Start of Task input

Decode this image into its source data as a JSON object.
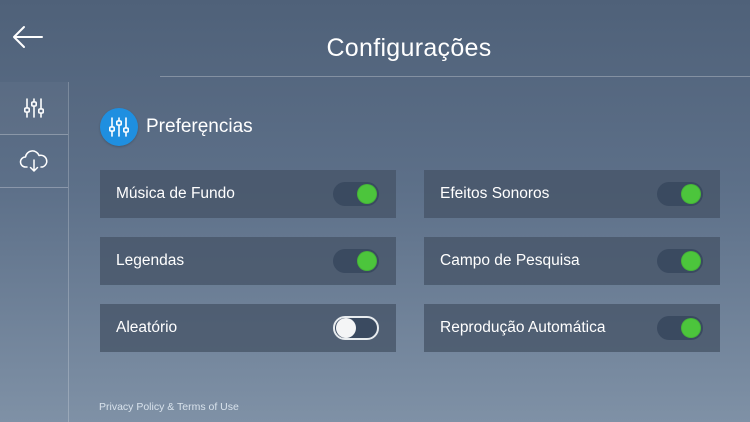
{
  "header": {
    "title": "Configurações"
  },
  "sidebar": {
    "items": [
      {
        "icon": "sliders-icon",
        "active": true
      },
      {
        "icon": "cloud-download-icon",
        "active": false
      }
    ]
  },
  "section": {
    "title": "Preferęncias",
    "icon": "sliders-icon",
    "accent_color": "#1f8fe0"
  },
  "settings": [
    {
      "label": "Música de Fundo",
      "enabled": true
    },
    {
      "label": "Efeitos Sonoros",
      "enabled": true
    },
    {
      "label": "Legendas",
      "enabled": true
    },
    {
      "label": "Campo de Pesquisa",
      "enabled": true
    },
    {
      "label": "Aleatório",
      "enabled": false
    },
    {
      "label": "Reprodução Automática",
      "enabled": true
    }
  ],
  "toggle_on_color": "#4cc53c",
  "footer": {
    "link_text": "Privacy Policy & Terms of Use"
  }
}
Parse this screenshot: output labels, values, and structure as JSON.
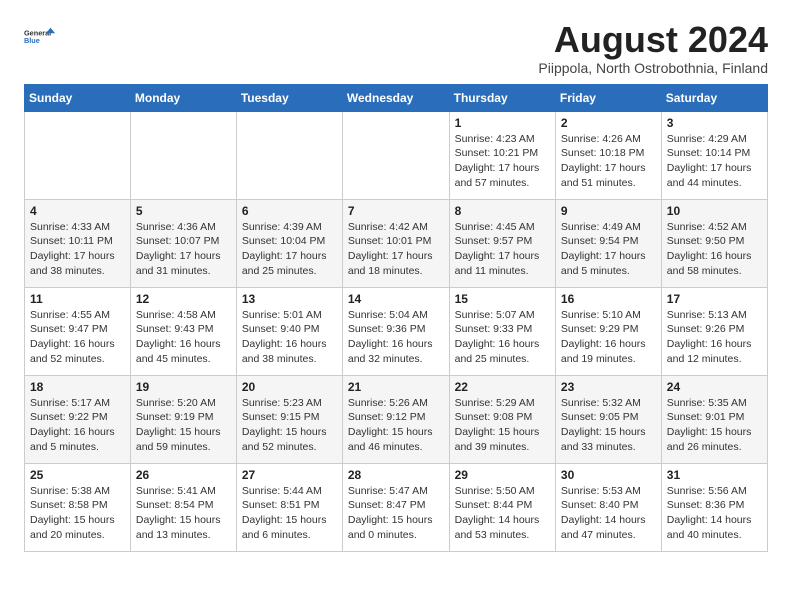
{
  "logo": {
    "general": "General",
    "blue": "Blue"
  },
  "title": "August 2024",
  "location": "Piippola, North Ostrobothnia, Finland",
  "weekdays": [
    "Sunday",
    "Monday",
    "Tuesday",
    "Wednesday",
    "Thursday",
    "Friday",
    "Saturday"
  ],
  "weeks": [
    [
      {
        "day": "",
        "info": ""
      },
      {
        "day": "",
        "info": ""
      },
      {
        "day": "",
        "info": ""
      },
      {
        "day": "",
        "info": ""
      },
      {
        "day": "1",
        "info": "Sunrise: 4:23 AM\nSunset: 10:21 PM\nDaylight: 17 hours\nand 57 minutes."
      },
      {
        "day": "2",
        "info": "Sunrise: 4:26 AM\nSunset: 10:18 PM\nDaylight: 17 hours\nand 51 minutes."
      },
      {
        "day": "3",
        "info": "Sunrise: 4:29 AM\nSunset: 10:14 PM\nDaylight: 17 hours\nand 44 minutes."
      }
    ],
    [
      {
        "day": "4",
        "info": "Sunrise: 4:33 AM\nSunset: 10:11 PM\nDaylight: 17 hours\nand 38 minutes."
      },
      {
        "day": "5",
        "info": "Sunrise: 4:36 AM\nSunset: 10:07 PM\nDaylight: 17 hours\nand 31 minutes."
      },
      {
        "day": "6",
        "info": "Sunrise: 4:39 AM\nSunset: 10:04 PM\nDaylight: 17 hours\nand 25 minutes."
      },
      {
        "day": "7",
        "info": "Sunrise: 4:42 AM\nSunset: 10:01 PM\nDaylight: 17 hours\nand 18 minutes."
      },
      {
        "day": "8",
        "info": "Sunrise: 4:45 AM\nSunset: 9:57 PM\nDaylight: 17 hours\nand 11 minutes."
      },
      {
        "day": "9",
        "info": "Sunrise: 4:49 AM\nSunset: 9:54 PM\nDaylight: 17 hours\nand 5 minutes."
      },
      {
        "day": "10",
        "info": "Sunrise: 4:52 AM\nSunset: 9:50 PM\nDaylight: 16 hours\nand 58 minutes."
      }
    ],
    [
      {
        "day": "11",
        "info": "Sunrise: 4:55 AM\nSunset: 9:47 PM\nDaylight: 16 hours\nand 52 minutes."
      },
      {
        "day": "12",
        "info": "Sunrise: 4:58 AM\nSunset: 9:43 PM\nDaylight: 16 hours\nand 45 minutes."
      },
      {
        "day": "13",
        "info": "Sunrise: 5:01 AM\nSunset: 9:40 PM\nDaylight: 16 hours\nand 38 minutes."
      },
      {
        "day": "14",
        "info": "Sunrise: 5:04 AM\nSunset: 9:36 PM\nDaylight: 16 hours\nand 32 minutes."
      },
      {
        "day": "15",
        "info": "Sunrise: 5:07 AM\nSunset: 9:33 PM\nDaylight: 16 hours\nand 25 minutes."
      },
      {
        "day": "16",
        "info": "Sunrise: 5:10 AM\nSunset: 9:29 PM\nDaylight: 16 hours\nand 19 minutes."
      },
      {
        "day": "17",
        "info": "Sunrise: 5:13 AM\nSunset: 9:26 PM\nDaylight: 16 hours\nand 12 minutes."
      }
    ],
    [
      {
        "day": "18",
        "info": "Sunrise: 5:17 AM\nSunset: 9:22 PM\nDaylight: 16 hours\nand 5 minutes."
      },
      {
        "day": "19",
        "info": "Sunrise: 5:20 AM\nSunset: 9:19 PM\nDaylight: 15 hours\nand 59 minutes."
      },
      {
        "day": "20",
        "info": "Sunrise: 5:23 AM\nSunset: 9:15 PM\nDaylight: 15 hours\nand 52 minutes."
      },
      {
        "day": "21",
        "info": "Sunrise: 5:26 AM\nSunset: 9:12 PM\nDaylight: 15 hours\nand 46 minutes."
      },
      {
        "day": "22",
        "info": "Sunrise: 5:29 AM\nSunset: 9:08 PM\nDaylight: 15 hours\nand 39 minutes."
      },
      {
        "day": "23",
        "info": "Sunrise: 5:32 AM\nSunset: 9:05 PM\nDaylight: 15 hours\nand 33 minutes."
      },
      {
        "day": "24",
        "info": "Sunrise: 5:35 AM\nSunset: 9:01 PM\nDaylight: 15 hours\nand 26 minutes."
      }
    ],
    [
      {
        "day": "25",
        "info": "Sunrise: 5:38 AM\nSunset: 8:58 PM\nDaylight: 15 hours\nand 20 minutes."
      },
      {
        "day": "26",
        "info": "Sunrise: 5:41 AM\nSunset: 8:54 PM\nDaylight: 15 hours\nand 13 minutes."
      },
      {
        "day": "27",
        "info": "Sunrise: 5:44 AM\nSunset: 8:51 PM\nDaylight: 15 hours\nand 6 minutes."
      },
      {
        "day": "28",
        "info": "Sunrise: 5:47 AM\nSunset: 8:47 PM\nDaylight: 15 hours\nand 0 minutes."
      },
      {
        "day": "29",
        "info": "Sunrise: 5:50 AM\nSunset: 8:44 PM\nDaylight: 14 hours\nand 53 minutes."
      },
      {
        "day": "30",
        "info": "Sunrise: 5:53 AM\nSunset: 8:40 PM\nDaylight: 14 hours\nand 47 minutes."
      },
      {
        "day": "31",
        "info": "Sunrise: 5:56 AM\nSunset: 8:36 PM\nDaylight: 14 hours\nand 40 minutes."
      }
    ]
  ]
}
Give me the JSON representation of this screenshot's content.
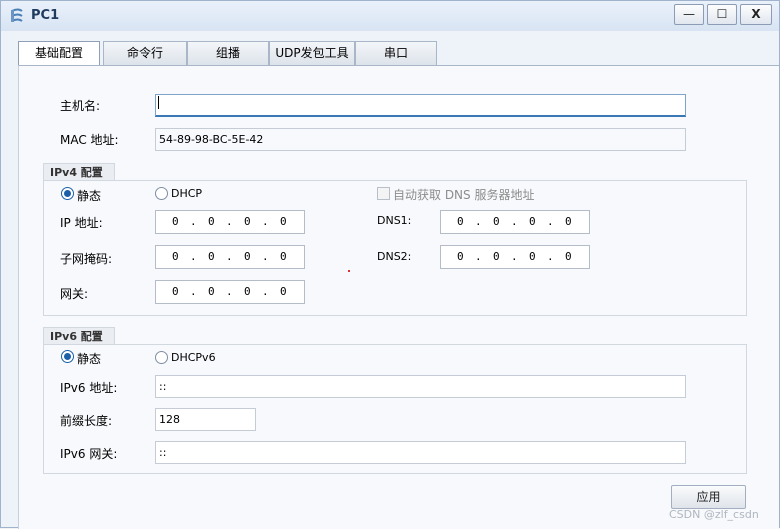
{
  "window": {
    "title": "PC1",
    "min_label": "—",
    "max_label": "☐",
    "close_label": "X"
  },
  "tabs": [
    "基础配置",
    "命令行",
    "组播",
    "UDP发包工具",
    "串口"
  ],
  "active_tab": 0,
  "host": {
    "label": "主机名:",
    "value": ""
  },
  "mac": {
    "label": "MAC 地址:",
    "value": "54-89-98-BC-5E-42"
  },
  "ipv4": {
    "title": "IPv4 配置",
    "static_label": "静态",
    "dhcp_label": "DHCP",
    "mode": "static",
    "auto_dns_label": "自动获取 DNS 服务器地址",
    "ip_label": "IP 地址:",
    "ip": [
      "0",
      "0",
      "0",
      "0"
    ],
    "mask_label": "子网掩码:",
    "mask": [
      "0",
      "0",
      "0",
      "0"
    ],
    "gw_label": "网关:",
    "gw": [
      "0",
      "0",
      "0",
      "0"
    ],
    "dns1_label": "DNS1:",
    "dns1": [
      "0",
      "0",
      "0",
      "0"
    ],
    "dns2_label": "DNS2:",
    "dns2": [
      "0",
      "0",
      "0",
      "0"
    ]
  },
  "ipv6": {
    "title": "IPv6 配置",
    "static_label": "静态",
    "dhcp_label": "DHCPv6",
    "mode": "static",
    "addr_label": "IPv6 地址:",
    "addr": "::",
    "prefix_label": "前缀长度:",
    "prefix": "128",
    "gw_label": "IPv6 网关:",
    "gw": "::"
  },
  "apply_label": "应用",
  "watermark": "CSDN @zlf_csdn"
}
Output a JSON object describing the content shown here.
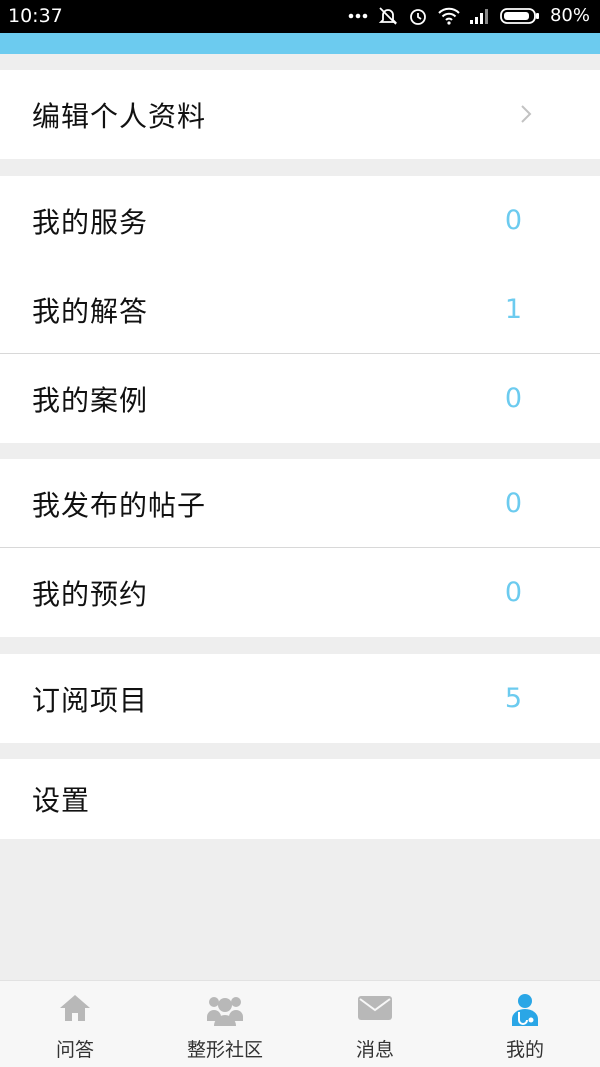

End of Task input

Exercise task:
Copy down every line of the material above that includes the string "title".

Written solution:
    "title": "Configurações"
    "title": "Preferęncias",
  "title": "August 2024",
    "title": "PC1",
    "title": "IPv4 配置",
    "title": "IPv6 配置",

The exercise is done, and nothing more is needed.